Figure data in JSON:
....
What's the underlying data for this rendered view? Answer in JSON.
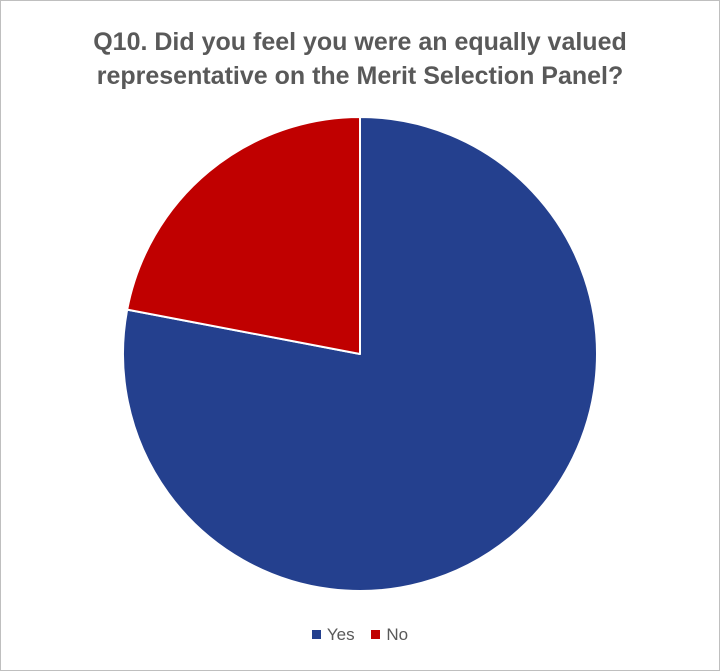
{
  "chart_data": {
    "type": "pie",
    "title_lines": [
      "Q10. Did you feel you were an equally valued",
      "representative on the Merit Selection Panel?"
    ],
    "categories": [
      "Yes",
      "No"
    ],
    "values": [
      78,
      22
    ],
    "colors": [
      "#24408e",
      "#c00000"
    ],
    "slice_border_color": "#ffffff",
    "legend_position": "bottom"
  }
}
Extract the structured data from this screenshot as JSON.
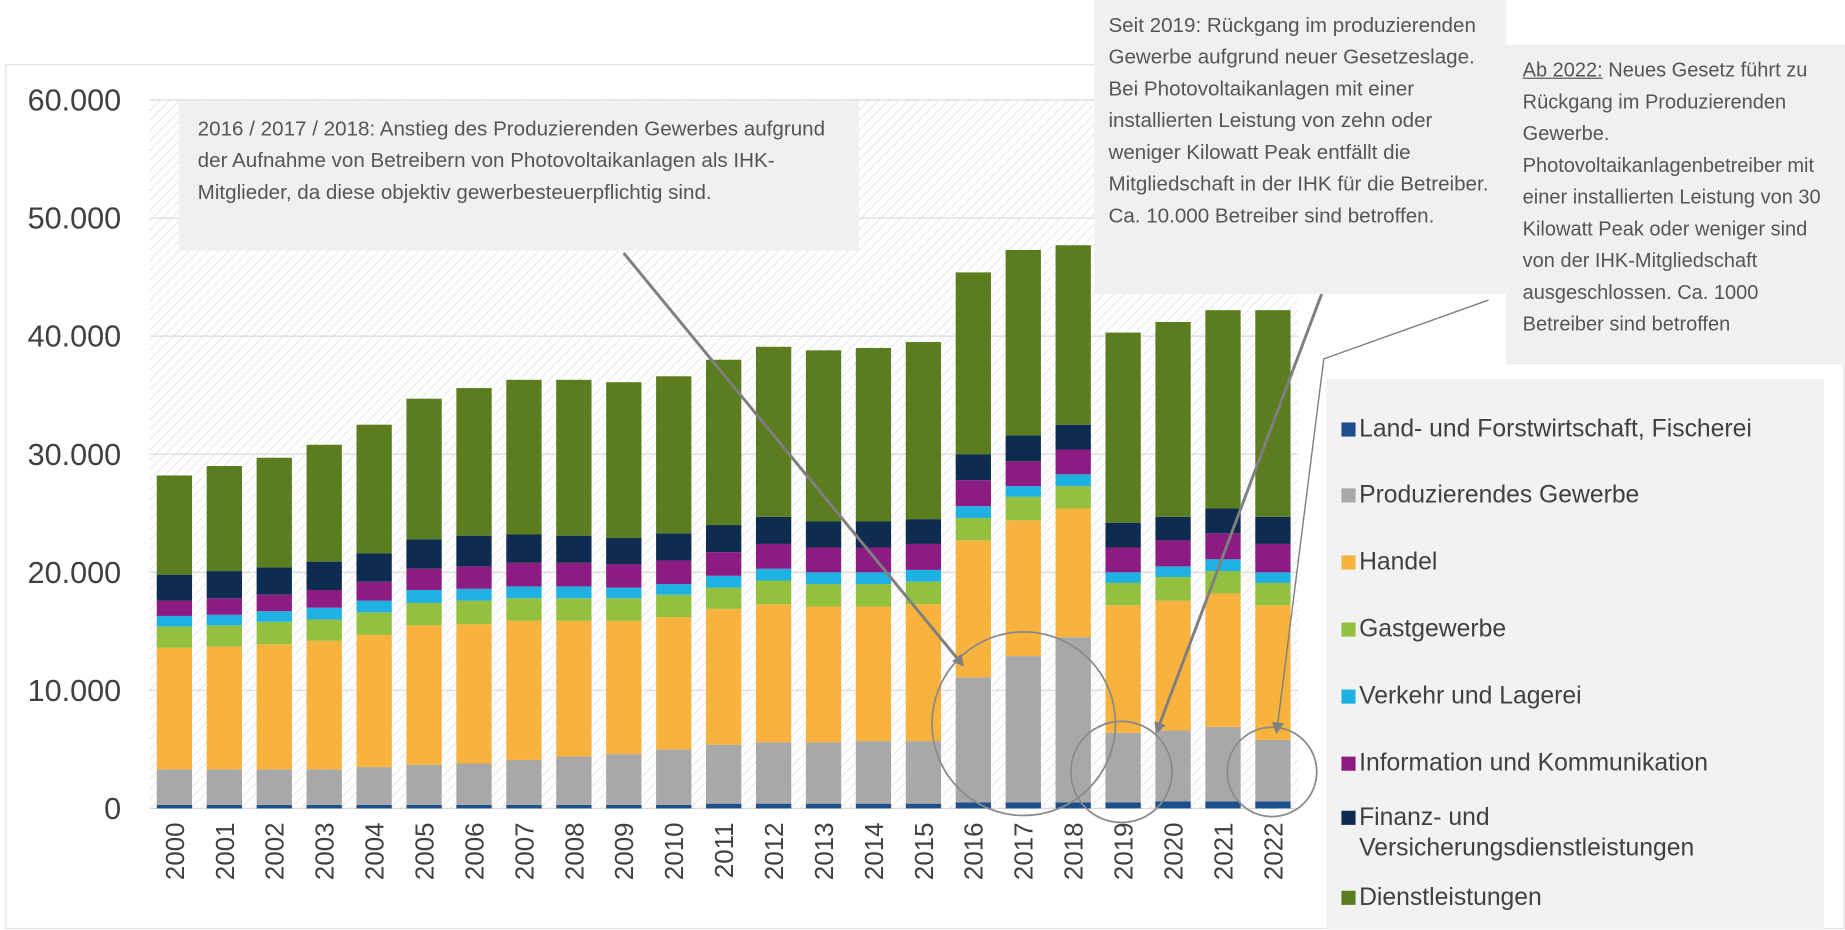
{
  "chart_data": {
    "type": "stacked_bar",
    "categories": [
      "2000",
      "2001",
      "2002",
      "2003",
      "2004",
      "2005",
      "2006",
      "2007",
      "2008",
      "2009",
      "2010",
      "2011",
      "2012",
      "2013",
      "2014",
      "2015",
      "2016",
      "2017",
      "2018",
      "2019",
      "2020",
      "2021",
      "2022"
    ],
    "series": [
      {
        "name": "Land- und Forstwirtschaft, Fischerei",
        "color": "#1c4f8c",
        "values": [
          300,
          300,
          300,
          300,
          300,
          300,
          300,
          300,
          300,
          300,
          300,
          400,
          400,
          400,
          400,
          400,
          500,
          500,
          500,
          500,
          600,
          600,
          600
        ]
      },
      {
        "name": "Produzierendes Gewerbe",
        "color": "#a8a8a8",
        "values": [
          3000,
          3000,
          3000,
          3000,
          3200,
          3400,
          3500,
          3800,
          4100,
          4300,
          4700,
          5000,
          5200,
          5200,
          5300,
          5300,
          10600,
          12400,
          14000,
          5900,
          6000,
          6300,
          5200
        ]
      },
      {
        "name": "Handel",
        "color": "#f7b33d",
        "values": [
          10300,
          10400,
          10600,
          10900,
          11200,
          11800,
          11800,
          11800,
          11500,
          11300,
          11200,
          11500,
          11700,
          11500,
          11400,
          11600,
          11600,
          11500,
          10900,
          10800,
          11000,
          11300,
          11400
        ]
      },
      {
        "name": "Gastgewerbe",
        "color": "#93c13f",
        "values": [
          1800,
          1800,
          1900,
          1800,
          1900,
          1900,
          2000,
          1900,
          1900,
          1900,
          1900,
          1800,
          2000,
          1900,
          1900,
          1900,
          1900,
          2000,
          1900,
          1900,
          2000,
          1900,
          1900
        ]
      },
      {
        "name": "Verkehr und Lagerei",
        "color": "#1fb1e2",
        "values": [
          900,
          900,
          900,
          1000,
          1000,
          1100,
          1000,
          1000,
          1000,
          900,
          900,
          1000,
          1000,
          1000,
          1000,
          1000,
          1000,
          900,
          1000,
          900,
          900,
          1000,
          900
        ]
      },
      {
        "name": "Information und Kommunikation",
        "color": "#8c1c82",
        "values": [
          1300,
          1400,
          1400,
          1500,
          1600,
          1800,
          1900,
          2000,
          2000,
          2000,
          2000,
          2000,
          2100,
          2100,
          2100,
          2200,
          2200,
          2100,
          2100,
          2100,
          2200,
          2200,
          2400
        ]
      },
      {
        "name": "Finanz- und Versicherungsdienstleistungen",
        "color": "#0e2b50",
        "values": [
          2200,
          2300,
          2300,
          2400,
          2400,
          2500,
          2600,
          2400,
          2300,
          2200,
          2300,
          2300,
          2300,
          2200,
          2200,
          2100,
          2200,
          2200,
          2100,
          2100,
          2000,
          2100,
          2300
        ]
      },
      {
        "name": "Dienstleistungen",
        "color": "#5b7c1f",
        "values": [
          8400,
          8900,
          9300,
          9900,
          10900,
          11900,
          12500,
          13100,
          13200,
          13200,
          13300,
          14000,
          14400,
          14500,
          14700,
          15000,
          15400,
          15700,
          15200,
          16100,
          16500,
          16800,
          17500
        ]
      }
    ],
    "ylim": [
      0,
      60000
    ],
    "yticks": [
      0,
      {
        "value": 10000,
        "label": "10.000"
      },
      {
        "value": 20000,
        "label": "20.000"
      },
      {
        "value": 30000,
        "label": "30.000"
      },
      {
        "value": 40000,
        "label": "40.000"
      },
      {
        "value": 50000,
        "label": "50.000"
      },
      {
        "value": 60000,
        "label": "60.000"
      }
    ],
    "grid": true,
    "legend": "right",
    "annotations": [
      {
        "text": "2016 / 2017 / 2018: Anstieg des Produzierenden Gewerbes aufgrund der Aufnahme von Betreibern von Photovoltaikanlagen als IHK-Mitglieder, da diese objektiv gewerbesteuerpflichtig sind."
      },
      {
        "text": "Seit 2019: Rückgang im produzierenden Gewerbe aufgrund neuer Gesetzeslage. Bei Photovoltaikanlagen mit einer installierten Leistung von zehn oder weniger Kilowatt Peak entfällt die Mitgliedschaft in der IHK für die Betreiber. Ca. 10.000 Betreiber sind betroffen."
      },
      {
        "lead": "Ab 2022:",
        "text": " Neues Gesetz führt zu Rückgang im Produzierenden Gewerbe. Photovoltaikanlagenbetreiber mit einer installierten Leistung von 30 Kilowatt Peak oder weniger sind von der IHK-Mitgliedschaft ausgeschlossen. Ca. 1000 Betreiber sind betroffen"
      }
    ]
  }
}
....
__Exercise objective__: Do not copy the pictures, but repeat every line exactly.

__Full response__:
What's the underlying data for this rendered view? Answer in JSON.
{
  "chart_data": {
    "type": "pie",
    "title_lines": [
      "Q10. Did you feel you were an equally valued",
      "representative on the Merit Selection Panel?"
    ],
    "categories": [
      "Yes",
      "No"
    ],
    "values": [
      78,
      22
    ],
    "colors": [
      "#24408e",
      "#c00000"
    ],
    "slice_border_color": "#ffffff",
    "legend_position": "bottom"
  }
}
Extract the structured data from this screenshot as JSON.
{
  "chart_data": {
    "type": "stacked_bar",
    "categories": [
      "2000",
      "2001",
      "2002",
      "2003",
      "2004",
      "2005",
      "2006",
      "2007",
      "2008",
      "2009",
      "2010",
      "2011",
      "2012",
      "2013",
      "2014",
      "2015",
      "2016",
      "2017",
      "2018",
      "2019",
      "2020",
      "2021",
      "2022"
    ],
    "series": [
      {
        "name": "Land- und Forstwirtschaft, Fischerei",
        "color": "#1c4f8c",
        "values": [
          300,
          300,
          300,
          300,
          300,
          300,
          300,
          300,
          300,
          300,
          300,
          400,
          400,
          400,
          400,
          400,
          500,
          500,
          500,
          500,
          600,
          600,
          600
        ]
      },
      {
        "name": "Produzierendes Gewerbe",
        "color": "#a8a8a8",
        "values": [
          3000,
          3000,
          3000,
          3000,
          3200,
          3400,
          3500,
          3800,
          4100,
          4300,
          4700,
          5000,
          5200,
          5200,
          5300,
          5300,
          10600,
          12400,
          14000,
          5900,
          6000,
          6300,
          5200
        ]
      },
      {
        "name": "Handel",
        "color": "#f7b33d",
        "values": [
          10300,
          10400,
          10600,
          10900,
          11200,
          11800,
          11800,
          11800,
          11500,
          11300,
          11200,
          11500,
          11700,
          11500,
          11400,
          11600,
          11600,
          11500,
          10900,
          10800,
          11000,
          11300,
          11400
        ]
      },
      {
        "name": "Gastgewerbe",
        "color": "#93c13f",
        "values": [
          1800,
          1800,
          1900,
          1800,
          1900,
          1900,
          2000,
          1900,
          1900,
          1900,
          1900,
          1800,
          2000,
          1900,
          1900,
          1900,
          1900,
          2000,
          1900,
          1900,
          2000,
          1900,
          1900
        ]
      },
      {
        "name": "Verkehr und Lagerei",
        "color": "#1fb1e2",
        "values": [
          900,
          900,
          900,
          1000,
          1000,
          1100,
          1000,
          1000,
          1000,
          900,
          900,
          1000,
          1000,
          1000,
          1000,
          1000,
          1000,
          900,
          1000,
          900,
          900,
          1000,
          900
        ]
      },
      {
        "name": "Information und Kommunikation",
        "color": "#8c1c82",
        "values": [
          1300,
          1400,
          1400,
          1500,
          1600,
          1800,
          1900,
          2000,
          2000,
          2000,
          2000,
          2000,
          2100,
          2100,
          2100,
          2200,
          2200,
          2100,
          2100,
          2100,
          2200,
          2200,
          2400
        ]
      },
      {
        "name": "Finanz- und Versicherungsdienstleistungen",
        "color": "#0e2b50",
        "values": [
          2200,
          2300,
          2300,
          2400,
          2400,
          2500,
          2600,
          2400,
          2300,
          2200,
          2300,
          2300,
          2300,
          2200,
          2200,
          2100,
          2200,
          2200,
          2100,
          2100,
          2000,
          2100,
          2300
        ]
      },
      {
        "name": "Dienstleistungen",
        "color": "#5b7c1f",
        "values": [
          8400,
          8900,
          9300,
          9900,
          10900,
          11900,
          12500,
          13100,
          13200,
          13200,
          13300,
          14000,
          14400,
          14500,
          14700,
          15000,
          15400,
          15700,
          15200,
          16100,
          16500,
          16800,
          17500
        ]
      }
    ],
    "ylim": [
      0,
      60000
    ],
    "yticks": [
      0,
      {
        "value": 10000,
        "label": "10.000"
      },
      {
        "value": 20000,
        "label": "20.000"
      },
      {
        "value": 30000,
        "label": "30.000"
      },
      {
        "value": 40000,
        "label": "40.000"
      },
      {
        "value": 50000,
        "label": "50.000"
      },
      {
        "value": 60000,
        "label": "60.000"
      }
    ],
    "grid": true,
    "legend": "right",
    "annotations": [
      {
        "text": "2016 / 2017 / 2018: Anstieg des Produzierenden Gewerbes aufgrund der Aufnahme von Betreibern von Photovoltaikanlagen als IHK-Mitglieder, da diese objektiv gewerbesteuerpflichtig sind."
      },
      {
        "text": "Seit 2019: Rückgang im produzierenden Gewerbe aufgrund neuer Gesetzeslage. Bei Photovoltaikanlagen mit einer installierten Leistung von zehn oder weniger Kilowatt Peak entfällt die Mitgliedschaft in der IHK für die Betreiber. Ca. 10.000 Betreiber sind betroffen."
      },
      {
        "lead": "Ab 2022:",
        "text": " Neues Gesetz führt zu Rückgang im Produzierenden Gewerbe. Photovoltaikanlagenbetreiber mit einer installierten Leistung von 30 Kilowatt Peak oder weniger sind von der IHK-Mitgliedschaft ausgeschlossen. Ca. 1000 Betreiber sind betroffen"
      }
    ]
  }
}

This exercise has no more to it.